## Source material:
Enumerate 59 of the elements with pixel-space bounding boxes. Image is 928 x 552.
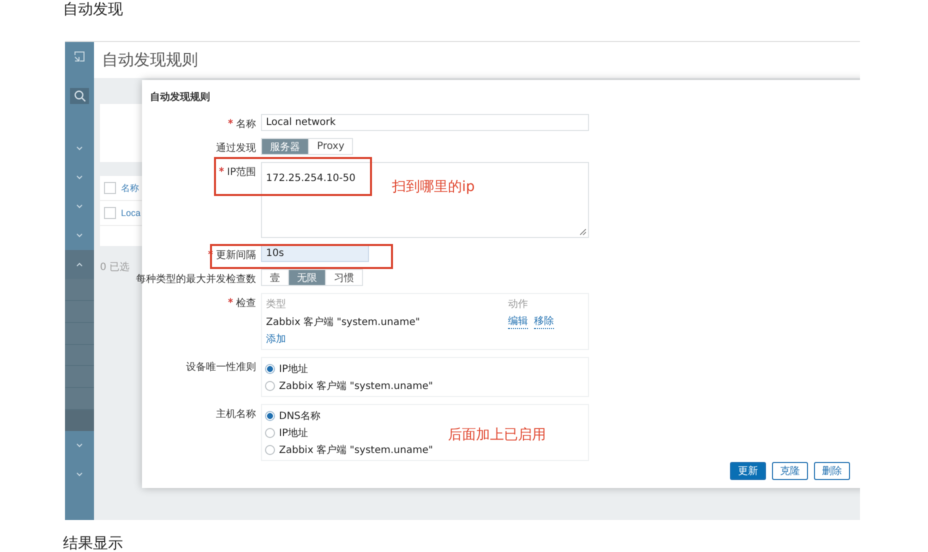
radio-label: Zabbix 客户端 "system.uname" [279,380,433,392]
search-button[interactable] [70,88,89,104]
article-heading: 结果显示 [63,534,124,552]
textarea-value: 172.25.254.10-50 [266,173,356,184]
chevron-icon [76,262,83,267]
radio-button[interactable] [265,444,275,454]
checkbox[interactable] [104,182,116,194]
segment-button[interactable]: 服务器 [262,139,309,154]
chevron-icon [76,175,83,180]
column-header: 动作 [508,298,528,311]
column-header-link[interactable]: 名称 [121,182,139,194]
field-label: IP范围 [227,166,256,179]
input-field[interactable]: 10s [261,245,369,262]
field-label: 名称 [236,118,256,131]
radio-label: IP地址 [279,426,308,440]
chevron-icon [76,472,83,477]
radio-button[interactable] [265,380,275,390]
rule-link[interactable]: Loca [121,208,141,218]
radio-label: DNS名称 [279,410,321,422]
field-label: 主机名称 [216,408,256,421]
field-label: 设备唯一性准则 [186,360,256,374]
page-title: 自动发现规则 [102,50,198,70]
required-mark-icon [228,298,233,303]
radio-button[interactable] [265,410,275,420]
search-icon [74,90,86,102]
annotation-text: 扫到哪里的ip [392,178,475,196]
input-field[interactable]: Local network [261,114,589,131]
sidebar-menu-item[interactable] [65,250,94,279]
required-mark-icon [219,167,224,172]
add-link[interactable]: 添加 [266,332,286,346]
selected-count: 0 已选 [100,260,130,274]
segment-button[interactable]: 无限 [289,270,326,285]
dialog-button[interactable]: 删除 [814,462,850,480]
annotation-text: 后面加上已启用 [448,426,546,444]
radio-button[interactable] [265,364,275,374]
checkbox[interactable] [104,207,116,219]
radio-label: Zabbix 客户端 "system.uname" [279,444,433,456]
field-label: 检查 [236,296,256,310]
chevron-icon [76,443,83,448]
resize-grip-icon [580,229,586,235]
chevron-icon [76,204,83,209]
dialog-title: 自动发现规则 [149,90,211,105]
required-mark-icon [208,250,213,255]
radio-label: IP地址 [279,362,308,376]
action-link[interactable]: 编辑 [508,314,528,329]
field-label: 每种类型的最大并发检查数 [136,272,256,286]
chevron-icon [76,233,83,238]
action-link[interactable]: 移除 [534,314,554,329]
table-cell-text: Zabbix 客户端 "system.uname" [266,316,421,328]
dialog-button[interactable]: 克隆 [772,462,808,480]
column-header: 类型 [266,298,287,311]
field-label: 更新间隔 [216,248,256,262]
chevron-icon [76,146,83,151]
article-heading: 自动发现 [63,0,124,20]
collapse-icon [74,51,85,62]
radio-button[interactable] [265,428,275,438]
field-label: 通过发现 [216,142,256,155]
dialog-button[interactable]: 更新 [730,462,766,480]
required-mark-icon [228,119,233,124]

## Problem:
Pull out every line of the records that holds the word "required", matching case exactly.

## Full answer:
required-mark-icon [228,298,233,303]
required-mark-icon [219,167,224,172]
required-mark-icon [208,250,213,255]
required-mark-icon [228,119,233,124]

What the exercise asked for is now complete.